Short problem:
What follows is a listing to be transcribed exactly.

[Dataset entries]
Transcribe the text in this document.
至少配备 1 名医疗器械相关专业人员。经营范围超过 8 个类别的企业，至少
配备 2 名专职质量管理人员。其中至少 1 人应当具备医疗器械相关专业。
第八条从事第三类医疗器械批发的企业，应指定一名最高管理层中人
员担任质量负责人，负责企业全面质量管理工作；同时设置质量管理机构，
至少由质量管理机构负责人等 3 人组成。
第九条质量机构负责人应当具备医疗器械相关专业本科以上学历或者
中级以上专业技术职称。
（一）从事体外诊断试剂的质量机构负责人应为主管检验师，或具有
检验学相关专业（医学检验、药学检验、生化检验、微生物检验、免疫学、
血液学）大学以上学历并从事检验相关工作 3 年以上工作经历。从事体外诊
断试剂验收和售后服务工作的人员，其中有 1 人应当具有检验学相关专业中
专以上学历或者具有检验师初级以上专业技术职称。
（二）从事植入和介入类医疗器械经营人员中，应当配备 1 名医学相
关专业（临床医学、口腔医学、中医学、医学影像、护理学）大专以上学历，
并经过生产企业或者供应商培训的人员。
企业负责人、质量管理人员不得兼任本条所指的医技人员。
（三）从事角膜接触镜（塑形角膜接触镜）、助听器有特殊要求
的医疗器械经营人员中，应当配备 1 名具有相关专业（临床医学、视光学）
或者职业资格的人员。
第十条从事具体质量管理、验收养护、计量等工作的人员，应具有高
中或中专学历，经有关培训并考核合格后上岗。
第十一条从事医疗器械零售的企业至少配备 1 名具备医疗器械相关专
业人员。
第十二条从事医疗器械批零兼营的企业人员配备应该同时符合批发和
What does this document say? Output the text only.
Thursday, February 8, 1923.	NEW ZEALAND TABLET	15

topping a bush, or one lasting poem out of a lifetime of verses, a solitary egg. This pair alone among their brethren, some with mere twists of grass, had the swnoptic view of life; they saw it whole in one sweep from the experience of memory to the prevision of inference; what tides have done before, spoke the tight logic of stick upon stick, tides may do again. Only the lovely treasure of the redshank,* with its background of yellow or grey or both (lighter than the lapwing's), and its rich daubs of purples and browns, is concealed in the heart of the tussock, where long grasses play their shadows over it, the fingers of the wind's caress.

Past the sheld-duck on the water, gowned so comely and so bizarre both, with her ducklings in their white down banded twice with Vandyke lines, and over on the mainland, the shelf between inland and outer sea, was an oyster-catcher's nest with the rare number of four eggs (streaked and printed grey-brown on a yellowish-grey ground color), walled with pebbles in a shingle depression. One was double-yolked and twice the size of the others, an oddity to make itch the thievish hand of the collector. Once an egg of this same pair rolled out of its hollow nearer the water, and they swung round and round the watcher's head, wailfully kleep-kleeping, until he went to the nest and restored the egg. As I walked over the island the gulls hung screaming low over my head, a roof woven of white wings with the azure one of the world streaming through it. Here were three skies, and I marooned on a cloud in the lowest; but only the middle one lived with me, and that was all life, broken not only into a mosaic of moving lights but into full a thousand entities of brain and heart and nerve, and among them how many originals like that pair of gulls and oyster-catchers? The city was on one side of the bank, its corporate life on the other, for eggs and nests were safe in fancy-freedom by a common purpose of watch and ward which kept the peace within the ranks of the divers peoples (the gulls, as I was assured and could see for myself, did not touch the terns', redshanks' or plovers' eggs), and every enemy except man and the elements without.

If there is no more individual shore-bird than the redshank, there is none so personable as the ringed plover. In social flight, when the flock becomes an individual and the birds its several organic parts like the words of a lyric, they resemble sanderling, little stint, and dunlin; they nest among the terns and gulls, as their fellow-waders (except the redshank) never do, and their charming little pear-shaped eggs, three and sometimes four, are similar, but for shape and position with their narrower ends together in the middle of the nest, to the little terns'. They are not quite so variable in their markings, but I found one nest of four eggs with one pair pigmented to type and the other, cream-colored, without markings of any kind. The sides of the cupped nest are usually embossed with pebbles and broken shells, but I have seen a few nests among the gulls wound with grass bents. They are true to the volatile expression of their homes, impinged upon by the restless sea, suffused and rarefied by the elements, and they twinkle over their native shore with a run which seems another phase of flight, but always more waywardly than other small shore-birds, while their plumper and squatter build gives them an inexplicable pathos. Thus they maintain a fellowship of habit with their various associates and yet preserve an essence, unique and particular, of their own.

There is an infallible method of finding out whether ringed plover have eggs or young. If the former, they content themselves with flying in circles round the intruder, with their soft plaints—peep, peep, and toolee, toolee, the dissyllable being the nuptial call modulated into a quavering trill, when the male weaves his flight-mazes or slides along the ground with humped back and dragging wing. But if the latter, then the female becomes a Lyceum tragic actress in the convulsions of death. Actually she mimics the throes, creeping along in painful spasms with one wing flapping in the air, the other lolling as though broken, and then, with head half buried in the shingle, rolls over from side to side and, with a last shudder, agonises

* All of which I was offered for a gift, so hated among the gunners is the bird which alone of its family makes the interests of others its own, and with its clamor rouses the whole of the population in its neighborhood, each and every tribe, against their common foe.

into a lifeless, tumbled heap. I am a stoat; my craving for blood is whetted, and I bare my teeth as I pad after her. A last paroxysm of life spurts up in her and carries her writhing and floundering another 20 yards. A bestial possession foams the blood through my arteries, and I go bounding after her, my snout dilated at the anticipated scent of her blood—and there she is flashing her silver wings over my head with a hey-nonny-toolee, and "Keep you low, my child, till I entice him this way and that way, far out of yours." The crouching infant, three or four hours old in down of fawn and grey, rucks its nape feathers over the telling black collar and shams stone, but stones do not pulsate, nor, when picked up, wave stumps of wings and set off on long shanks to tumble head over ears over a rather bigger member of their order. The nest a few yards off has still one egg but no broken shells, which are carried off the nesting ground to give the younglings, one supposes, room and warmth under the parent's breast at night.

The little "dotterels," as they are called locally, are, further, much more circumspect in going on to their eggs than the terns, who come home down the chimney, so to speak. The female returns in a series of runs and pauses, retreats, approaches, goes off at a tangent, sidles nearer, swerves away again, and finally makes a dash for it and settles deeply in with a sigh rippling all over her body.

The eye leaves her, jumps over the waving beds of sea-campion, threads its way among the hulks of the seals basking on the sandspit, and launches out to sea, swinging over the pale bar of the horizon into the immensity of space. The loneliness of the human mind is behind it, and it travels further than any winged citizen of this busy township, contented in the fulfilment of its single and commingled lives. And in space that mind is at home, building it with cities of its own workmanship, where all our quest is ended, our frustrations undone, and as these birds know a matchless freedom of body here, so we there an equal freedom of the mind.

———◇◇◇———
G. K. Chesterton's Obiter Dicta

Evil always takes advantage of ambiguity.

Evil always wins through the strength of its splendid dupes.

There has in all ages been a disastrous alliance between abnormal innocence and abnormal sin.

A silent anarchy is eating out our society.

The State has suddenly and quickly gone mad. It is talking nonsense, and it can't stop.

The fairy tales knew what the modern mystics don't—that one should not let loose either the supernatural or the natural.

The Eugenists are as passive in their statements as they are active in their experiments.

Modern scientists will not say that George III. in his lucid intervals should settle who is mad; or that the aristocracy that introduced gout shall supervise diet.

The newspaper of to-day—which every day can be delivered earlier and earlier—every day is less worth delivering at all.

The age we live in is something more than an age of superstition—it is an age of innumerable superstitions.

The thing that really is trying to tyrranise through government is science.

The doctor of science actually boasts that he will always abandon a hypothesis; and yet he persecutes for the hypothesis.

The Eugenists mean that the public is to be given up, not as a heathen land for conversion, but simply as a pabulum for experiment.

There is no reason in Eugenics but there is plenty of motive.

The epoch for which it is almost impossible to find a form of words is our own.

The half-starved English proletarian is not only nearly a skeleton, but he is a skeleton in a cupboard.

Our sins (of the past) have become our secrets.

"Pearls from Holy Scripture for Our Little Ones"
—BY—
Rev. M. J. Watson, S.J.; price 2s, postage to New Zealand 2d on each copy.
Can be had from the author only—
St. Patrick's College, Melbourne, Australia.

Output for this task:
Transcribe the text in this document.
至少配备 1 名医疗器械相关专业人员。经营范围超过 8 个类别的企业，至少
配备 2 名专职质量管理人员。其中至少 1 人应当具备医疗器械相关专业。
第八条从事第三类医疗器械批发的企业，应指定一名最高管理层中人
员担任质量负责人，负责企业全面质量管理工作；同时设置质量管理机构，
至少由质量管理机构负责人等 3 人组成。
第九条质量机构负责人应当具备医疗器械相关专业本科以上学历或者
中级以上专业技术职称。
（一）从事体外诊断试剂的质量机构负责人应为主管检验师，或具有
检验学相关专业（医学检验、药学检验、生化检验、微生物检验、免疫学、
血液学）大学以上学历并从事检验相关工作 3 年以上工作经历。从事体外诊
断试剂验收和售后服务工作的人员，其中有 1 人应当具有检验学相关专业中
专以上学历或者具有检验师初级以上专业技术职称。
（二）从事植入和介入类医疗器械经营人员中，应当配备 1 名医学相
关专业（临床医学、口腔医学、中医学、医学影像、护理学）大专以上学历，
并经过生产企业或者供应商培训的人员。
企业负责人、质量管理人员不得兼任本条所指的医技人员。
（三）从事角膜接触镜（塑形角膜接触镜）、助听器有特殊要求
的医疗器械经营人员中，应当配备 1 名具有相关专业（临床医学、视光学）
或者职业资格的人员。
第十条从事具体质量管理、验收养护、计量等工作的人员，应具有高
中或中专学历，经有关培训并考核合格后上岗。
第十一条从事医疗器械零售的企业至少配备 1 名具备医疗器械相关专
业人员。
第十二条从事医疗器械批零兼营的企业人员配备应该同时符合批发和
What does this document say? Output the text only.
Thursday, February 8, 1923.	NEW ZEALAND TABLET	15

topping a bush, or one lasting poem out of a lifetime of verses, a solitary egg. This pair alone among their brethren, some with mere twists of grass, had the swnoptic view of life; they saw it whole in one sweep from the experience of memory to the prevision of inference; what tides have done before, spoke the tight logic of stick upon stick, tides may do again. Only the lovely treasure of the redshank,* with its background of yellow or grey or both (lighter than the lapwing's), and its rich daubs of purples and browns, is concealed in the heart of the tussock, where long grasses play their shadows over it, the fingers of the wind's caress.

Past the sheld-duck on the water, gowned so comely and so bizarre both, with her ducklings in their white down banded twice with Vandyke lines, and over on the mainland, the shelf between inland and outer sea, was an oyster-catcher's nest with the rare number of four eggs (streaked and printed grey-brown on a yellowish-grey ground color), walled with pebbles in a shingle depression. One was double-yolked and twice the size of the others, an oddity to make itch the thievish hand of the collector. Once an egg of this same pair rolled out of its hollow nearer the water, and they swung round and round the watcher's head, wailfully kleep-kleeping, until he went to the nest and restored the egg. As I walked over the island the gulls hung screaming low over my head, a roof woven of white wings with the azure one of the world streaming through it. Here were three skies, and I marooned on a cloud in the lowest; but only the middle one lived with me, and that was all life, broken not only into a mosaic of moving lights but into full a thousand entities of brain and heart and nerve, and among them how many originals like that pair of gulls and oyster-catchers? The city was on one side of the bank, its corporate life on the other, for eggs and nests were safe in fancy-freedom by a common purpose of watch and ward which kept the peace within the ranks of the divers peoples (the gulls, as I was assured and could see for myself, did not touch the terns', redshanks' or plovers' eggs), and every enemy except man and the elements without.

If there is no more individual shore-bird than the redshank, there is none so personable as the ringed plover. In social flight, when the flock becomes an individual and the birds its several organic parts like the words of a lyric, they resemble sanderling, little stint, and dunlin; they nest among the terns and gulls, as their fellow-waders (except the redshank) never do, and their charming little pear-shaped eggs, three and sometimes four, are similar, but for shape and position with their narrower ends together in the middle of the nest, to the little terns'. They are not quite so variable in their markings, but I found one nest of four eggs with one pair pigmented to type and the other, cream-colored, without markings of any kind. The sides of the cupped nest are usually embossed with pebbles and broken shells, but I have seen a few nests among the gulls wound with grass bents. They are true to the volatile expression of their homes, impinged upon by the restless sea, suffused and rarefied by the elements, and they twinkle over their native shore with a run which seems another phase of flight, but always more waywardly than other small shore-birds, while their plumper and squatter build gives them an inexplicable pathos. Thus they maintain a fellowship of habit with their various associates and yet preserve an essence, unique and particular, of their own.

There is an infallible method of finding out whether ringed plover have eggs or young. If the former, they content themselves with flying in circles round the intruder, with their soft plaints—peep, peep, and toolee, toolee, the dissyllable being the nuptial call modulated into a quavering trill, when the male weaves his flight-mazes or slides along the ground with humped back and dragging wing. But if the latter, then the female becomes a Lyceum tragic actress in the convulsions of death. Actually she mimics the throes, creeping along in painful spasms with one wing flapping in the air, the other lolling as though broken, and then, with head half buried in the shingle, rolls over from side to side and, with a last shudder, agonises

* All of which I was offered for a gift, so hated among the gunners is the bird which alone of its family makes the interests of others its own, and with its clamor rouses the whole of the population in its neighborhood, each and every tribe, against their common foe.

into a lifeless, tumbled heap. I am a stoat; my craving for blood is whetted, and I bare my teeth as I pad after her. A last paroxysm of life spurts up in her and carries her writhing and floundering another 20 yards. A bestial possession foams the blood through my arteries, and I go bounding after her, my snout dilated at the anticipated scent of her blood—and there she is flashing her silver wings over my head with a hey-nonny-toolee, and "Keep you low, my child, till I entice him this way and that way, far out of yours." The crouching infant, three or four hours old in down of fawn and grey, rucks its nape feathers over the telling black collar and shams stone, but stones do not pulsate, nor, when picked up, wave stumps of wings and set off on long shanks to tumble head over ears over a rather bigger member of their order. The nest a few yards off has still one egg but no broken shells, which are carried off the nesting ground to give the younglings, one supposes, room and warmth under the parent's breast at night.

The little "dotterels," as they are called locally, are, further, much more circumspect in going on to their eggs than the terns, who come home down the chimney, so to speak. The female returns in a series of runs and pauses, retreats, approaches, goes off at a tangent, sidles nearer, swerves away again, and finally makes a dash for it and settles deeply in with a sigh rippling all over her body.

The eye leaves her, jumps over the waving beds of sea-campion, threads its way among the hulks of the seals basking on the sandspit, and launches out to sea, swinging over the pale bar of the horizon into the immensity of space. The loneliness of the human mind is behind it, and it travels further than any winged citizen of this busy township, contented in the fulfilment of its single and commingled lives. And in space that mind is at home, building it with cities of its own workmanship, where all our quest is ended, our frustrations undone, and as these birds know a matchless freedom of body here, so we there an equal freedom of the mind.

———◇◇◇———
G. K. Chesterton's Obiter Dicta

Evil always takes advantage of ambiguity.

Evil always wins through the strength of its splendid dupes.

There has in all ages been a disastrous alliance between abnormal innocence and abnormal sin.

A silent anarchy is eating out our society.

The State has suddenly and quickly gone mad. It is talking nonsense, and it can't stop.

The fairy tales knew what the modern mystics don't—that one should not let loose either the supernatural or the natural.

The Eugenists are as passive in their statements as they are active in their experiments.

Modern scientists will not say that George III. in his lucid intervals should settle who is mad; or that the aristocracy that introduced gout shall supervise diet.

The newspaper of to-day—which every day can be delivered earlier and earlier—every day is less worth delivering at all.

The age we live in is something more than an age of superstition—it is an age of innumerable superstitions.

The thing that really is trying to tyrranise through government is science.

The doctor of science actually boasts that he will always abandon a hypothesis; and yet he persecutes for the hypothesis.

The Eugenists mean that the public is to be given up, not as a heathen land for conversion, but simply as a pabulum for experiment.

There is no reason in Eugenics but there is plenty of motive.

The epoch for which it is almost impossible to find a form of words is our own.

The half-starved English proletarian is not only nearly a skeleton, but he is a skeleton in a cupboard.

Our sins (of the past) have become our secrets.

"Pearls from Holy Scripture for Our Little Ones"
—BY—
Rev. M. J. Watson, S.J.; price 2s, postage to New Zealand 2d on each copy.
Can be had from the author only—
St. Patrick's College, Melbourne, Australia.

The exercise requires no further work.